To be done → Retype the line in which "Parse this screenshot: output" appears, then every line after it until the records end. Leave out the pictures.

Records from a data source

+ + +

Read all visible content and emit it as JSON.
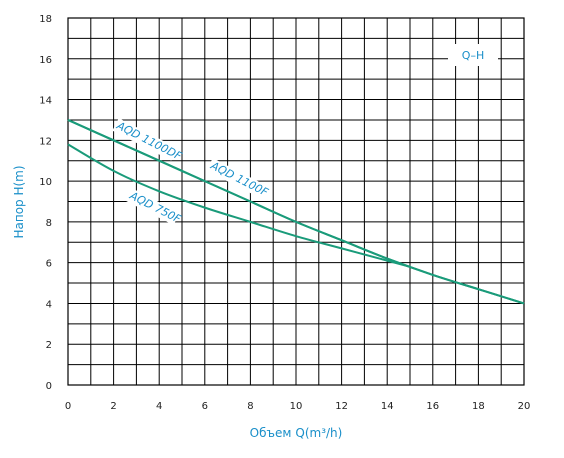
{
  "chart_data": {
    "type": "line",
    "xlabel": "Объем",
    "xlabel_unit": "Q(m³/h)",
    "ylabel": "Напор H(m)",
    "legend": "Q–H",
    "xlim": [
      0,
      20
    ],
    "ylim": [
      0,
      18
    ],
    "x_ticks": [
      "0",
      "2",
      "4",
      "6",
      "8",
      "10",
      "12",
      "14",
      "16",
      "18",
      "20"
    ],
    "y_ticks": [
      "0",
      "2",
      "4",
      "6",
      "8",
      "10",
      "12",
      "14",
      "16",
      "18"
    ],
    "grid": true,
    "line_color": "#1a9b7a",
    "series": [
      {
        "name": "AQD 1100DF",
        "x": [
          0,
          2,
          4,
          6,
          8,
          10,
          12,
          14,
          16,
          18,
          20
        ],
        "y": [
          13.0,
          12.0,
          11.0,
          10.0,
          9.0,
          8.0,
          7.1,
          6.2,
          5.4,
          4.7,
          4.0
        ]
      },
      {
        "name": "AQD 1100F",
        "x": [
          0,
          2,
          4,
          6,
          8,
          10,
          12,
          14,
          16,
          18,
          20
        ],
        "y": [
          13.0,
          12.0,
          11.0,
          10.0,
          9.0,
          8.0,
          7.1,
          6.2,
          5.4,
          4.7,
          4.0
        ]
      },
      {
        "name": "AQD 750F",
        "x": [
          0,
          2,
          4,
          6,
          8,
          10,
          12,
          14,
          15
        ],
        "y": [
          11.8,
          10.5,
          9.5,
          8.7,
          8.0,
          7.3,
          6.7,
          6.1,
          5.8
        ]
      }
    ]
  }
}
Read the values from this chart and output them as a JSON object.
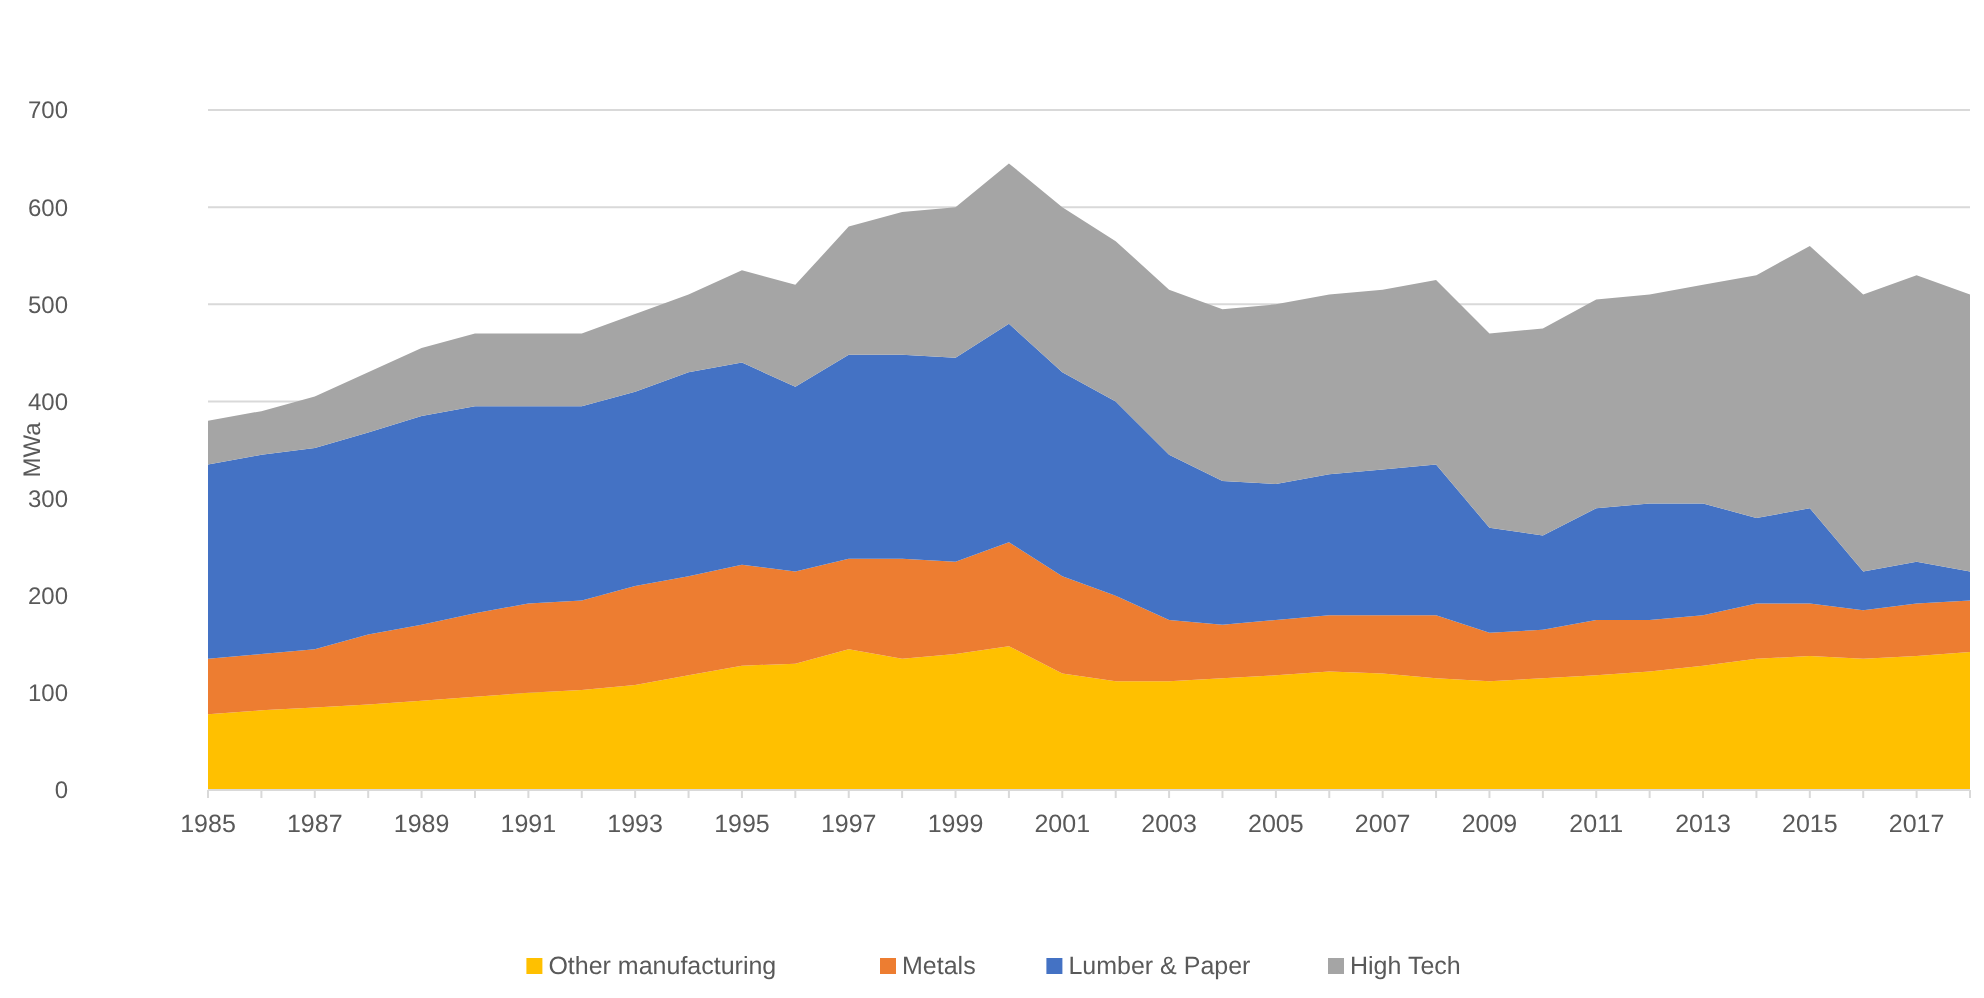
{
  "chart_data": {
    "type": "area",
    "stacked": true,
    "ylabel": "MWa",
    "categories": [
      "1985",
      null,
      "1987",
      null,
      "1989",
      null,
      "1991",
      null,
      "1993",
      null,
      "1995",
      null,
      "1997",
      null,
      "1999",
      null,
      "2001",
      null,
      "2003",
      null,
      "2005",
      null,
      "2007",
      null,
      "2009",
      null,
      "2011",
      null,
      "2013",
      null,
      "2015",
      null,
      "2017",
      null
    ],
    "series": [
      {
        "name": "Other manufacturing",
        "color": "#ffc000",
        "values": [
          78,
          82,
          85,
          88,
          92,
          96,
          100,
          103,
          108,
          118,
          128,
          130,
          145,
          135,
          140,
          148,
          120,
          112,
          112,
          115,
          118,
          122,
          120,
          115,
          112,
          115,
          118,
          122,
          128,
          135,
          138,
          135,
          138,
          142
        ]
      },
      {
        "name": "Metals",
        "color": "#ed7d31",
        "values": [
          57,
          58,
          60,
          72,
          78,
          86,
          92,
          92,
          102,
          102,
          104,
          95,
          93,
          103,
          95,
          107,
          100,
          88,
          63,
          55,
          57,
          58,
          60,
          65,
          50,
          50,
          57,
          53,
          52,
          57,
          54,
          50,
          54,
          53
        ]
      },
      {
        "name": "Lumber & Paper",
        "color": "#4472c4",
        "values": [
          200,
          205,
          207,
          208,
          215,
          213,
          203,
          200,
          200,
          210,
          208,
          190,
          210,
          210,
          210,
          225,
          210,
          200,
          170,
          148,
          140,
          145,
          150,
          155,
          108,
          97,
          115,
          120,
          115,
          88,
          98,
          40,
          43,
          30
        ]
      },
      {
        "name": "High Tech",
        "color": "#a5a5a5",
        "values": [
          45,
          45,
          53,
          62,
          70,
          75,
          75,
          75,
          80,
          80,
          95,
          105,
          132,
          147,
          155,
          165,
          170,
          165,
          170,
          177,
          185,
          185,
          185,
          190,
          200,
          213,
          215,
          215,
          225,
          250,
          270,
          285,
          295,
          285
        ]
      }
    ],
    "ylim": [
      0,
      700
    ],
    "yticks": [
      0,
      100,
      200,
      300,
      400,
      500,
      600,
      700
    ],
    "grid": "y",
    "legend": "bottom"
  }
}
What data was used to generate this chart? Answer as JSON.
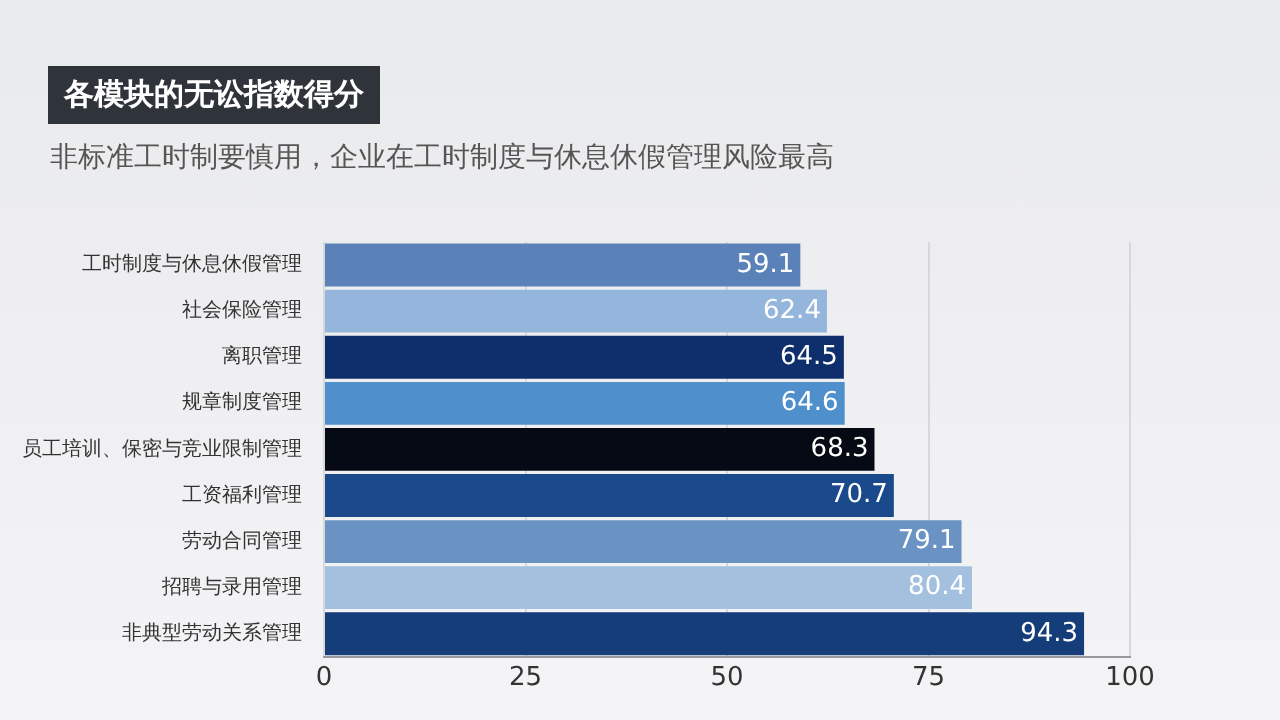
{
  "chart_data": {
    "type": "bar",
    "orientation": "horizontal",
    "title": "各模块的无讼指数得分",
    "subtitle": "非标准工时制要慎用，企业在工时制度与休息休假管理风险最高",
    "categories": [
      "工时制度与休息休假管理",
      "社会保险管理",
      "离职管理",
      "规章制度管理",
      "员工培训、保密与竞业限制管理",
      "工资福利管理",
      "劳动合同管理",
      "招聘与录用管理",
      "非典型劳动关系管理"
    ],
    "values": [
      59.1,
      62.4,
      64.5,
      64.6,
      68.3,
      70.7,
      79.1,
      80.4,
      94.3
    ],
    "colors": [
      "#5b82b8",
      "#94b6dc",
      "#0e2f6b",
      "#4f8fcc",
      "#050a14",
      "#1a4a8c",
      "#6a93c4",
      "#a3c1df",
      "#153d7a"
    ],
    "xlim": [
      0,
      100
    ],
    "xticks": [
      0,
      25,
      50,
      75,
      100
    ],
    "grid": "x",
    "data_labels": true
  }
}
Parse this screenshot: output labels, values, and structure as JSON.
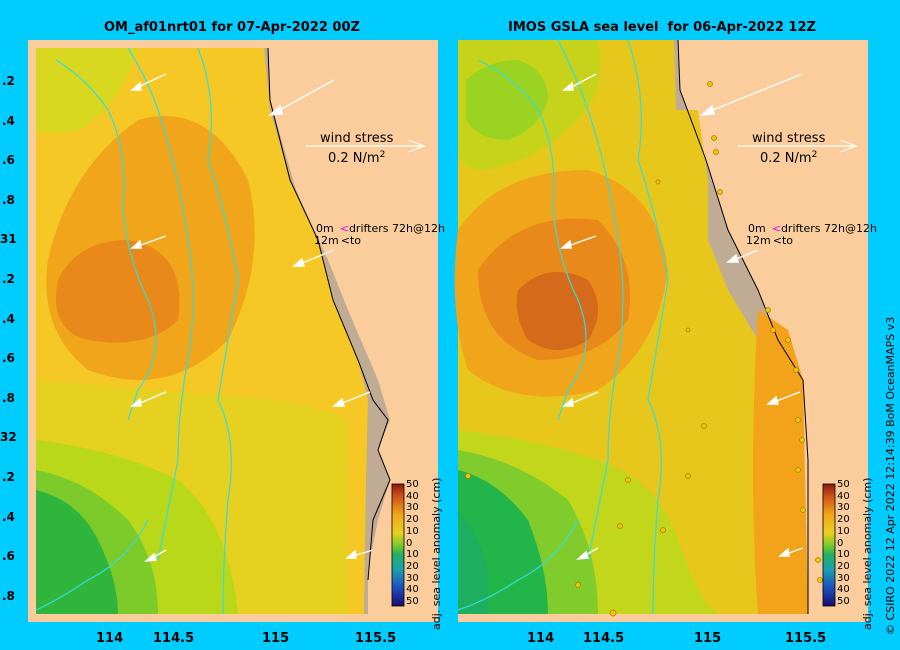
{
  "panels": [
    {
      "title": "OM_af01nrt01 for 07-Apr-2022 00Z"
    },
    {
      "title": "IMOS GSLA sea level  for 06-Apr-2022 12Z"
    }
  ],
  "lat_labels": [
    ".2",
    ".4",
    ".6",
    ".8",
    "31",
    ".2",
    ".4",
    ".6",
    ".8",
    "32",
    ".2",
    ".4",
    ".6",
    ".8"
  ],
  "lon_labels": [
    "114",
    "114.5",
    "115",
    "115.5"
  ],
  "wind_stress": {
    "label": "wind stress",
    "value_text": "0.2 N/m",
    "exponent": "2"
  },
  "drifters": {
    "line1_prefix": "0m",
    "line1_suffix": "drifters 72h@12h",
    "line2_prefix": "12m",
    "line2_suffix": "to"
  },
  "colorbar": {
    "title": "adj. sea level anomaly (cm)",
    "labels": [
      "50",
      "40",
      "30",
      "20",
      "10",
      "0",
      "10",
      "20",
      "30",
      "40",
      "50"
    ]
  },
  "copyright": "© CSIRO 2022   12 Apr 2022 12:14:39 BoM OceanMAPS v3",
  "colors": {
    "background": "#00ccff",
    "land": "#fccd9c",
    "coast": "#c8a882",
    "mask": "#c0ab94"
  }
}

+ + +

Task output →
Parse this screenshot: output labels, values, and structure as JSON.
{
  "panels": [
    {
      "title": "OM_af01nrt01 for 07-Apr-2022 00Z"
    },
    {
      "title": "IMOS GSLA sea level  for 06-Apr-2022 12Z"
    }
  ],
  "lat_labels": [
    ".2",
    ".4",
    ".6",
    ".8",
    "31",
    ".2",
    ".4",
    ".6",
    ".8",
    "32",
    ".2",
    ".4",
    ".6",
    ".8"
  ],
  "lon_labels": [
    "114",
    "114.5",
    "115",
    "115.5"
  ],
  "wind_stress": {
    "label": "wind stress",
    "value_text": "0.2 N/m",
    "exponent": "2"
  },
  "drifters": {
    "line1_prefix": "0m",
    "line1_suffix": "drifters 72h@12h",
    "line2_prefix": "12m",
    "line2_suffix": "to"
  },
  "colorbar": {
    "title": "adj. sea level anomaly (cm)",
    "labels": [
      "50",
      "40",
      "30",
      "20",
      "10",
      "0",
      "10",
      "20",
      "30",
      "40",
      "50"
    ]
  },
  "copyright": "© CSIRO 2022   12 Apr 2022 12:14:39 BoM OceanMAPS v3",
  "colors": {
    "background": "#00ccff",
    "land": "#fccd9c",
    "coast": "#c8a882",
    "mask": "#c0ab94"
  }
}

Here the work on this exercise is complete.